## EXERCISE REQUIREMENTS
How many lines of the records below contain the word "smiley"? Answer with the number alone.

--- DATASET EXTRACT ---

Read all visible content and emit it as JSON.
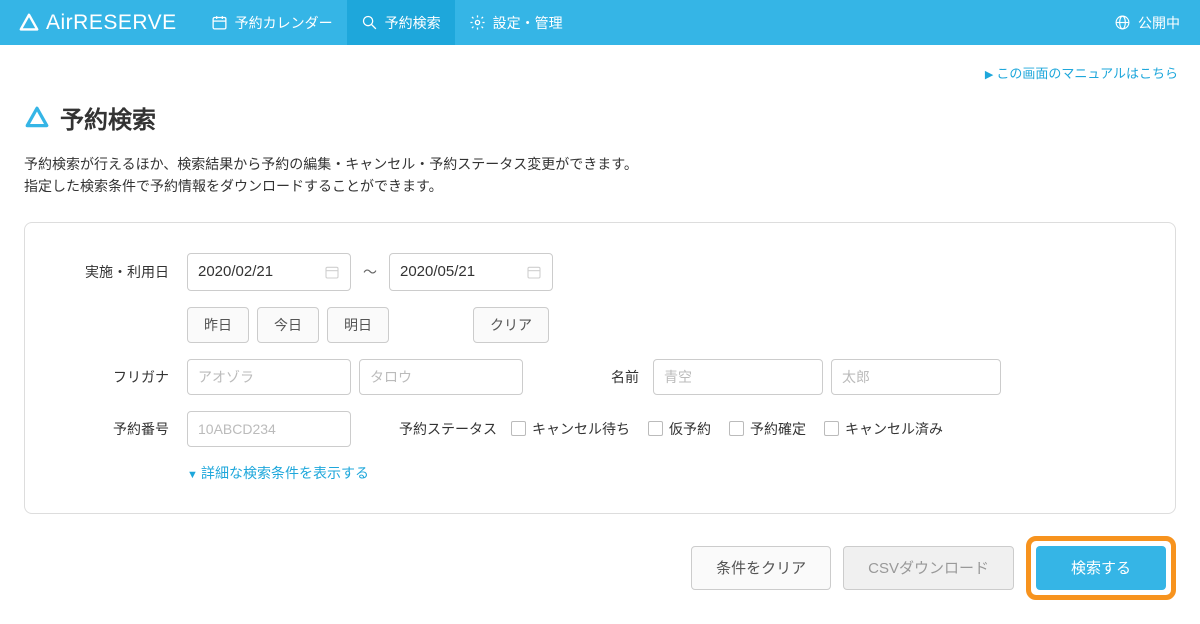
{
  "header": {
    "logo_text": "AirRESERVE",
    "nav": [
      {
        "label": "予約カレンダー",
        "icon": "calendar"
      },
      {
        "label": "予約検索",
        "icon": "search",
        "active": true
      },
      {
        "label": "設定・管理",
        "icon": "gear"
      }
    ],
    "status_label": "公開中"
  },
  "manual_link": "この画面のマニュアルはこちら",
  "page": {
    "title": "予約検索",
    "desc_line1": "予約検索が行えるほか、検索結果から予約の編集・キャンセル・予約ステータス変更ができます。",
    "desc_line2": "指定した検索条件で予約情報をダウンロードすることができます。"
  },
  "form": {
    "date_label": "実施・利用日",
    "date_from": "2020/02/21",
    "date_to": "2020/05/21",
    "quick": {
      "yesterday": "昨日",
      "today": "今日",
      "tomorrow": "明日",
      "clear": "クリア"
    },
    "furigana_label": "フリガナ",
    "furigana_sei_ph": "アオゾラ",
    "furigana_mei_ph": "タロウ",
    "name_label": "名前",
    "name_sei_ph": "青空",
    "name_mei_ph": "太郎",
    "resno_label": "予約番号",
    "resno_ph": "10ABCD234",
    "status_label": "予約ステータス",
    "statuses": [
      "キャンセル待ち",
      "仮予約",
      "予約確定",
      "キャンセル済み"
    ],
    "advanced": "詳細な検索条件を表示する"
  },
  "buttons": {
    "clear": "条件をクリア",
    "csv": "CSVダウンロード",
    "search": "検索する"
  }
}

---
--- DATASET EXTRACT ---

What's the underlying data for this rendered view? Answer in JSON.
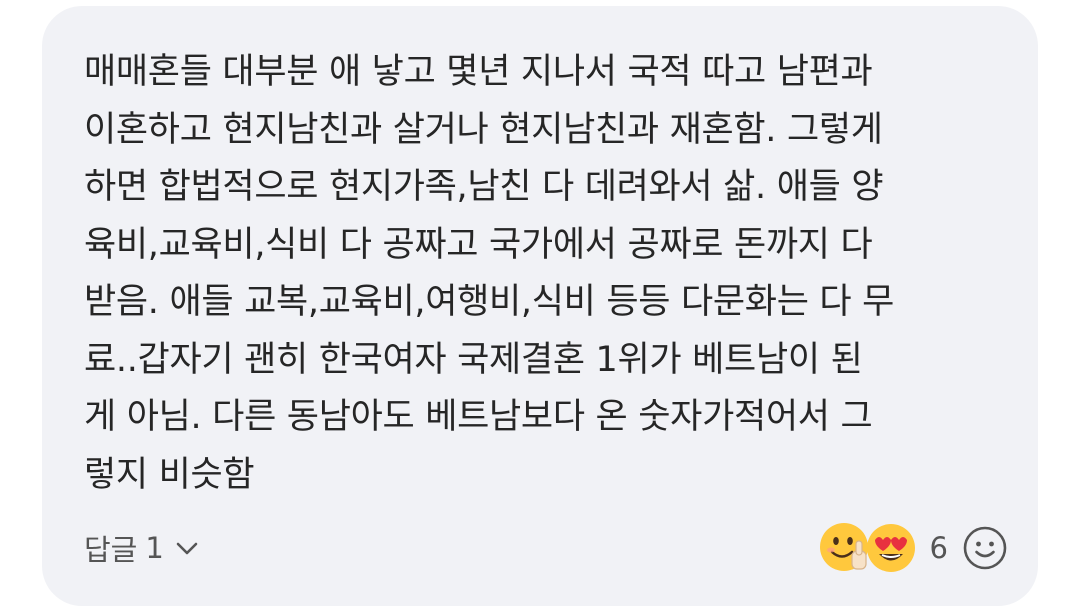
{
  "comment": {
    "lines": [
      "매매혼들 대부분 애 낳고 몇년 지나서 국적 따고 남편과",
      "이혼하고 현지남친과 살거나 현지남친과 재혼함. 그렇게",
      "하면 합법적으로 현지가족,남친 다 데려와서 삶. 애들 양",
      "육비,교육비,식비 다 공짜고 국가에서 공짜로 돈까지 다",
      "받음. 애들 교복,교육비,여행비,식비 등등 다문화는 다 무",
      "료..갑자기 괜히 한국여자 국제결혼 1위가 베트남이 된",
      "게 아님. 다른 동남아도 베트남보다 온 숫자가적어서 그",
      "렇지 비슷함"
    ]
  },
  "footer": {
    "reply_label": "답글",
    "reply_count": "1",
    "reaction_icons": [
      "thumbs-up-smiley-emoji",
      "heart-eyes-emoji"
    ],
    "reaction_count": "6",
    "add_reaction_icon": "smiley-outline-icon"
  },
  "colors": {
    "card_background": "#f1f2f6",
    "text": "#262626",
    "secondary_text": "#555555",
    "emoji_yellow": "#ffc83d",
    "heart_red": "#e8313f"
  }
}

---

## OUTPUT OF THE EXERCISE
2